■ **SOURCE TEXT**:
···
It’s EXACTLY like you can buy old printouts. Books, newspapers, magazines, menus, the trashcan at Kinkos.
Buy a typewriter at goodwill, write your note, donate the typewriter back.
At this point it’s probably cheaper to buy a label maker on craigslist, write your note and then sell it on the craigslist (if you want to sell it at all – I doubt there is any watermarking in label maker prints).
Can I print an online magazine?
Color laser printers do the same thing. Print yellow dots of the make and model
ONLY color printers print yellow dots.
Just remove the color cartridge, then no yellow dots.
Actually no dots at all as the printer refuses to print…
Melt a hole and drain all the toner from all color cartridge. (do it outside with high quality mask, those toner could cause you to spit up rainbow phlegm!)
No more hidden marks!
Printer with a fully depleted yellow cartridge will still print just fine.
Or just make the printer print an all yellow background, dots swamped out.
Won’t it just skip dots?
Fun factoid – Xerox brand color copiers(others as well) can recognize US money (not sure about other countries) and will in some cases either refuse to copy or lockdown and present an error when someone tries to copy currency. So if your into denial of service just try to copy some $20 or $100 bills on a color Xerox. Likewise I have seen errors trying to scan money using Fujitsu ScanSanp’s – this has to deal with something similar to this article as there are hidden marks in some negotiable instruments that cause the firmware to lockout the scan/copy.
Now for some fun, just put that pattern in paper work you give others :)
The mark on banknotes that makes them not want to print is called the EURion constellation.
https://en.wikipedia.org/wiki/EURion_constellation
It is a rather common thing for a lot of scanners to not want to spit out an image if detecting the constellation.
Some printers will likewise refuse to print documents with this constellation.
Fascinating!
I was not aware that this was a thing. Thanks!
That would only stop petty criminals, which is a good thing as they are the most common, but anyone with half a brain would realise that if the registration on a printer is good enough that they can double print a page so that there is no complete and detectable watermark on any single printing pass. Same applies to scanners, you scan twice with alternating parts of the note removed. Meanwhile things have moved on and money is made of plastic or not even physical at all in most transactions.
We tried. (And caused lots of questions on company front desk, where the copying machine was :)).
All in all – one half scans okay, another does not, even when folded. USD and Euro are both protected, russian roubles were not.
Added to my list of “things to try during the next miserable winter weekend”.
Thanks!
I worked for a company making casino games and one of the electronic card dispensers used a constellation of tiny yellow dots to identify and authenticate cards. It was the only one that worked reliably no matter how fast any of drew us the cards.
Heh, such a simple hack, and you can probably defeat the scheme by having a lot of random yellow dots of your own in the background of whatever you are printing. Would be interesting to see what the noise tolerance of their encoding was. As for “ransom notes” nah, they simply needed a way to catch money counterfeiters and identity document forgers etc.
It might be nice to add these constellations to e booklets to keep people from printing/ scanning them our triggering a resulting black page or wiped doc.
One word – DJVU. Also I strongly suspect that it works on scanning step, not printing one.
hack a CIS style scanner instead, these are relatively cheap and already have blue LEDs as part of the mechanism, or just use it straight up (ahem) as they are designed to do specifically these type of things quite often.
Reference A(eh) https://compo.canon/en/product/cis/
and https://compo.canon/en/product/cis/download/catalog.html
that’s likely one of many. Looks as if they often use a white LED (Cannon?)
http://www.mitsubishielectric.com/bu/contact_image/cis/index.html
also http://www.csensor.com/cis_modules.htm
Just a “how can this be done differently” thing. As most USB based scanners
1 USE a CIS imaging element
2 Have flash memory installed in the controller board
3 Use a standard processor
Just hacking a scanner to do this might not be as difficult as (the above). However it may not be possible to use the accompanying software (for the scanner) as you just wiped it out. Copying the original FW is unlikely (as most companies lock processor specific JTAG memory read operations and only the erase command will undo that).
···
[Dataset items]
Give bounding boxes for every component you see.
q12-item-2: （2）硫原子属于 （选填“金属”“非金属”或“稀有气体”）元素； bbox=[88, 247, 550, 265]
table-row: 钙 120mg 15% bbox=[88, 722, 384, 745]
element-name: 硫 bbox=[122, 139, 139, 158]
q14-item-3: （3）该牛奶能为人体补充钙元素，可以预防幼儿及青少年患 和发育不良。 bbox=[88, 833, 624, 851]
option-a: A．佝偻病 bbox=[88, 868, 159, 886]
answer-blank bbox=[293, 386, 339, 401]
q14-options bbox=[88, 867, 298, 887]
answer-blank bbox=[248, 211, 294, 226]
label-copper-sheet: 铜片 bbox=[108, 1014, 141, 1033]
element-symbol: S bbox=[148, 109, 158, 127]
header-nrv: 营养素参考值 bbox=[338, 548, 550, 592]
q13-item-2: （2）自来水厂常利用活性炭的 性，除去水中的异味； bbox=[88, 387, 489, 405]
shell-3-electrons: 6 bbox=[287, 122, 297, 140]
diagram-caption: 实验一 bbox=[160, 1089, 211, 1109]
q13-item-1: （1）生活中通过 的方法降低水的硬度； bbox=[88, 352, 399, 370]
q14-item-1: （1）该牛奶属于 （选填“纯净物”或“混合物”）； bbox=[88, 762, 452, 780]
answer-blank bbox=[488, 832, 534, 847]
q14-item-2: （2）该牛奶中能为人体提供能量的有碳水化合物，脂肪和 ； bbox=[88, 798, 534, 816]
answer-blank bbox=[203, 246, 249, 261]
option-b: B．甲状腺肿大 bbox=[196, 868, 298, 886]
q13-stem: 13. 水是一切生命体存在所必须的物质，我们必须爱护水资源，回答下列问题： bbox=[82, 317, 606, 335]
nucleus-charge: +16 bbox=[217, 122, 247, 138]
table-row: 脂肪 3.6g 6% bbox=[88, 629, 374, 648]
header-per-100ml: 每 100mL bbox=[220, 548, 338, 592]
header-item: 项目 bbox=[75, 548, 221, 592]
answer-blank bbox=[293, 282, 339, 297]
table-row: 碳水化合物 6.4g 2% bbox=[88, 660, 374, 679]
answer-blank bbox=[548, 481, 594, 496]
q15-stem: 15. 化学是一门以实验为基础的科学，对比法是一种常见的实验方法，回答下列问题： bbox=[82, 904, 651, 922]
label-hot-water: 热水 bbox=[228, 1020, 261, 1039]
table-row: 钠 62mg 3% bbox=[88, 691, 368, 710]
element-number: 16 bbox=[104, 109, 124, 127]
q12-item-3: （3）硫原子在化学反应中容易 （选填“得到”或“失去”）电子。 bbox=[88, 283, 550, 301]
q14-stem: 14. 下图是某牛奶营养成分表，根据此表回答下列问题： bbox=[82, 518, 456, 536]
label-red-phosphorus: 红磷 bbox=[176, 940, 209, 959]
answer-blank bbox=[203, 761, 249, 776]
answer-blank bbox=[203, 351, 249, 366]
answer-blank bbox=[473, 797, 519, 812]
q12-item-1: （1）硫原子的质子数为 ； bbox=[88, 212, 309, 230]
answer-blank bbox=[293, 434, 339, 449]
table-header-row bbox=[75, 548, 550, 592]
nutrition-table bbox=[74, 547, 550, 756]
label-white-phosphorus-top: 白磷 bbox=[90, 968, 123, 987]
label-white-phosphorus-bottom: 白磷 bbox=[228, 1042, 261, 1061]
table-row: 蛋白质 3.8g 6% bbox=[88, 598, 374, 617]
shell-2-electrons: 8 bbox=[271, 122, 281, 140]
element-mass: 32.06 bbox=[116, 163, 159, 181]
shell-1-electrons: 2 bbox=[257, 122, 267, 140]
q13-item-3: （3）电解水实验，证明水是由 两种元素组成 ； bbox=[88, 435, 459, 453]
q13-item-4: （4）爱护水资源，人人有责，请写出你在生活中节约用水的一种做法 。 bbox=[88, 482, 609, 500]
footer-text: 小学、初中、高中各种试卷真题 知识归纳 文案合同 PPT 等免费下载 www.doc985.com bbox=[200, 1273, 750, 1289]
···
■ **AIM**: List every web address that appears in the discussion about printer tracking dots. These records have nothing to do with the discussion about printer tracking dots.

■ **RESULT OF THE TASK**:
https://en.wikipedia.org/wiki/EURion_constellation
https://compo.canon/en/product/cis/
https://compo.canon/en/product/cis/download/catalog.html
http://www.mitsubishielectric.com/bu/contact_image/cis/index.html
http://www.csensor.com/cis_modules.htm